>> Begin Data section

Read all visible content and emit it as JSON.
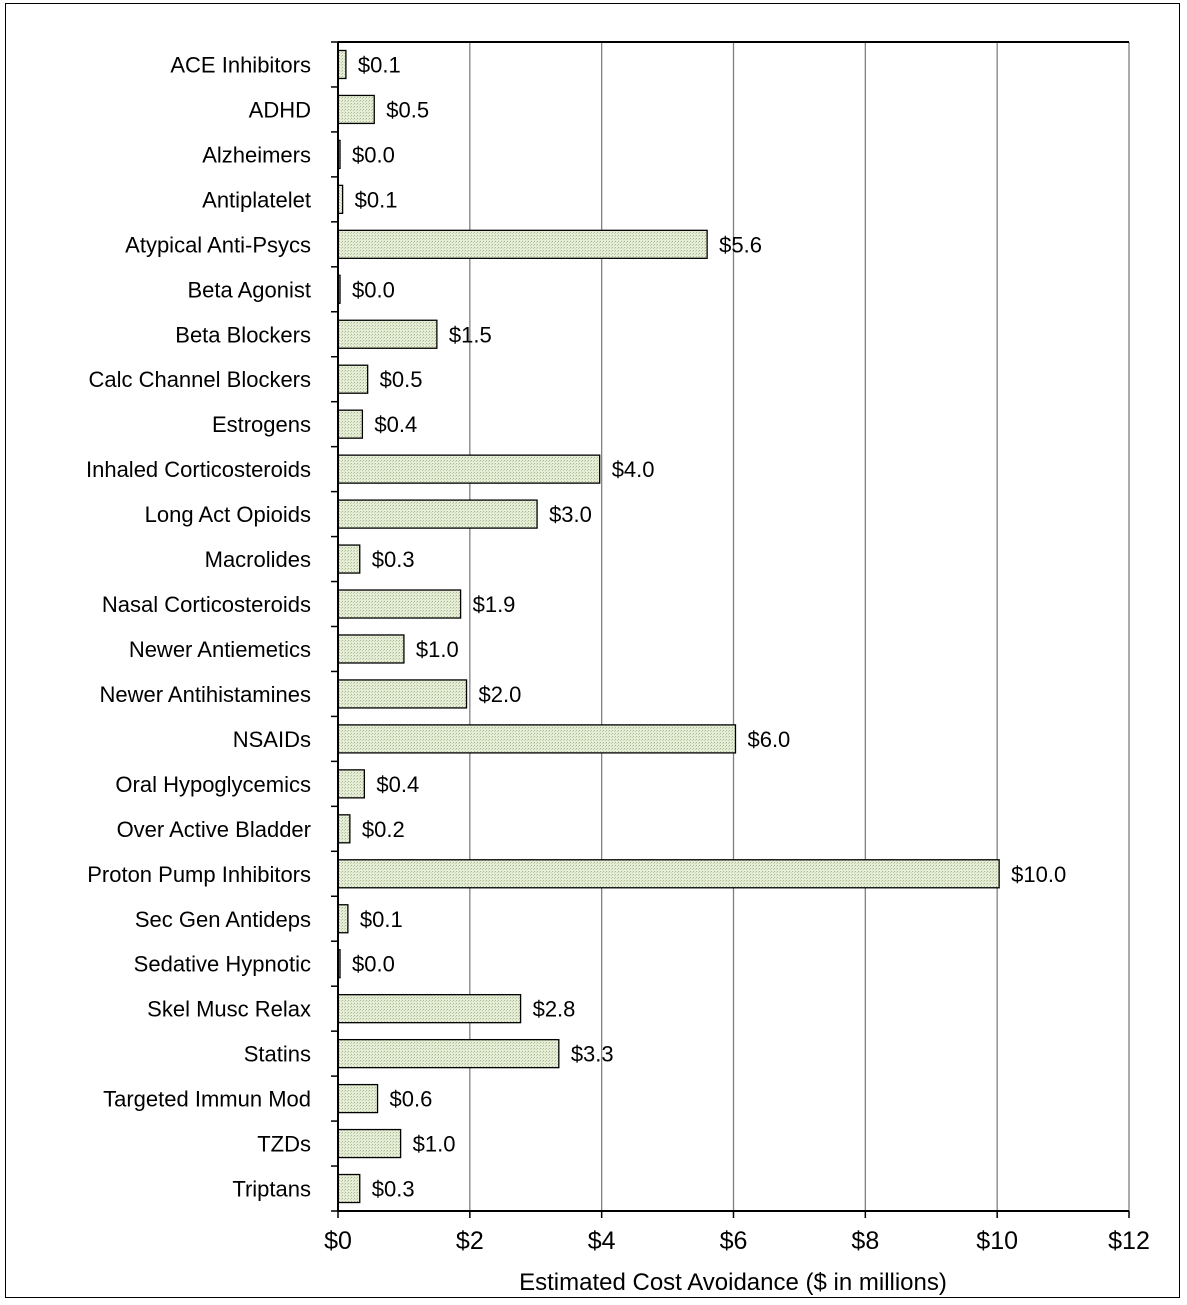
{
  "chart_data": {
    "type": "bar",
    "orientation": "horizontal",
    "categories": [
      "ACE Inhibitors",
      "ADHD",
      "Alzheimers",
      "Antiplatelet",
      "Atypical Anti-Psycs",
      "Beta Agonist",
      "Beta Blockers",
      "Calc Channel Blockers",
      "Estrogens",
      "Inhaled Corticosteroids",
      "Long Act Opioids",
      "Macrolides",
      "Nasal Corticosteroids",
      "Newer Antiemetics",
      "Newer Antihistamines",
      "NSAIDs",
      "Oral Hypoglycemics",
      "Over Active Bladder",
      "Proton Pump Inhibitors",
      "Sec Gen Antideps",
      "Sedative Hypnotic",
      "Skel Musc Relax",
      "Statins",
      "Targeted Immun Mod",
      "TZDs",
      "Triptans"
    ],
    "values": [
      0.12,
      0.55,
      0.03,
      0.07,
      5.6,
      0.03,
      1.5,
      0.45,
      0.37,
      3.97,
      3.02,
      0.33,
      1.86,
      1.0,
      1.95,
      6.03,
      0.4,
      0.18,
      10.03,
      0.15,
      0.03,
      2.77,
      3.35,
      0.6,
      0.95,
      0.33
    ],
    "data_labels": [
      "$0.1",
      "$0.5",
      "$0.0",
      "$0.1",
      "$5.6",
      "$0.0",
      "$1.5",
      "$0.5",
      "$0.4",
      "$4.0",
      "$3.0",
      "$0.3",
      "$1.9",
      "$1.0",
      "$2.0",
      "$6.0",
      "$0.4",
      "$0.2",
      "$10.0",
      "$0.1",
      "$0.0",
      "$2.8",
      "$3.3",
      "$0.6",
      "$1.0",
      "$0.3"
    ],
    "xticks": [
      0,
      2,
      4,
      6,
      8,
      10,
      12
    ],
    "xtick_labels": [
      "$0",
      "$2",
      "$4",
      "$6",
      "$8",
      "$10",
      "$12"
    ],
    "xlim": [
      0,
      12
    ],
    "xlabel": "Estimated Cost Avoidance ($ in millions)",
    "ylabel": "",
    "title": "",
    "grid": "vertical",
    "legend": "none",
    "colors": {
      "bar_fill": "#e6edd6",
      "bar_hatch": "#a9b98f",
      "bar_stroke": "#000000",
      "grid": "#808080",
      "axis": "#000000"
    }
  }
}
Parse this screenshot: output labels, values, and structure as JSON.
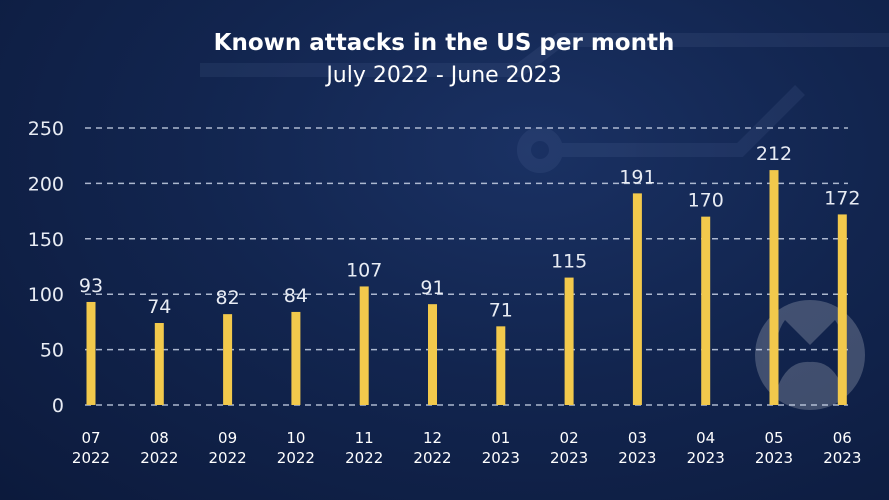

>> End Data section

**Exercise objective**
Make an exact copy of the whole listing, but don't bring over any pictures.

**Exercise result**
Read all visible content and emit it as JSON.
{
  "chart_data": {
    "type": "bar",
    "orientation": "horizontal",
    "categories": [
      "ACE Inhibitors",
      "ADHD",
      "Alzheimers",
      "Antiplatelet",
      "Atypical Anti-Psycs",
      "Beta Agonist",
      "Beta Blockers",
      "Calc Channel Blockers",
      "Estrogens",
      "Inhaled Corticosteroids",
      "Long Act Opioids",
      "Macrolides",
      "Nasal Corticosteroids",
      "Newer Antiemetics",
      "Newer Antihistamines",
      "NSAIDs",
      "Oral Hypoglycemics",
      "Over Active Bladder",
      "Proton Pump Inhibitors",
      "Sec Gen Antideps",
      "Sedative Hypnotic",
      "Skel Musc Relax",
      "Statins",
      "Targeted Immun Mod",
      "TZDs",
      "Triptans"
    ],
    "values": [
      0.12,
      0.55,
      0.03,
      0.07,
      5.6,
      0.03,
      1.5,
      0.45,
      0.37,
      3.97,
      3.02,
      0.33,
      1.86,
      1.0,
      1.95,
      6.03,
      0.4,
      0.18,
      10.03,
      0.15,
      0.03,
      2.77,
      3.35,
      0.6,
      0.95,
      0.33
    ],
    "data_labels": [
      "$0.1",
      "$0.5",
      "$0.0",
      "$0.1",
      "$5.6",
      "$0.0",
      "$1.5",
      "$0.5",
      "$0.4",
      "$4.0",
      "$3.0",
      "$0.3",
      "$1.9",
      "$1.0",
      "$2.0",
      "$6.0",
      "$0.4",
      "$0.2",
      "$10.0",
      "$0.1",
      "$0.0",
      "$2.8",
      "$3.3",
      "$0.6",
      "$1.0",
      "$0.3"
    ],
    "xticks": [
      0,
      2,
      4,
      6,
      8,
      10,
      12
    ],
    "xtick_labels": [
      "$0",
      "$2",
      "$4",
      "$6",
      "$8",
      "$10",
      "$12"
    ],
    "xlim": [
      0,
      12
    ],
    "xlabel": "Estimated Cost Avoidance ($ in millions)",
    "ylabel": "",
    "title": "",
    "grid": "vertical",
    "legend": "none",
    "colors": {
      "bar_fill": "#e6edd6",
      "bar_hatch": "#a9b98f",
      "bar_stroke": "#000000",
      "grid": "#808080",
      "axis": "#000000"
    }
  }
}
Parse this screenshot: output labels, values, and structure as JSON.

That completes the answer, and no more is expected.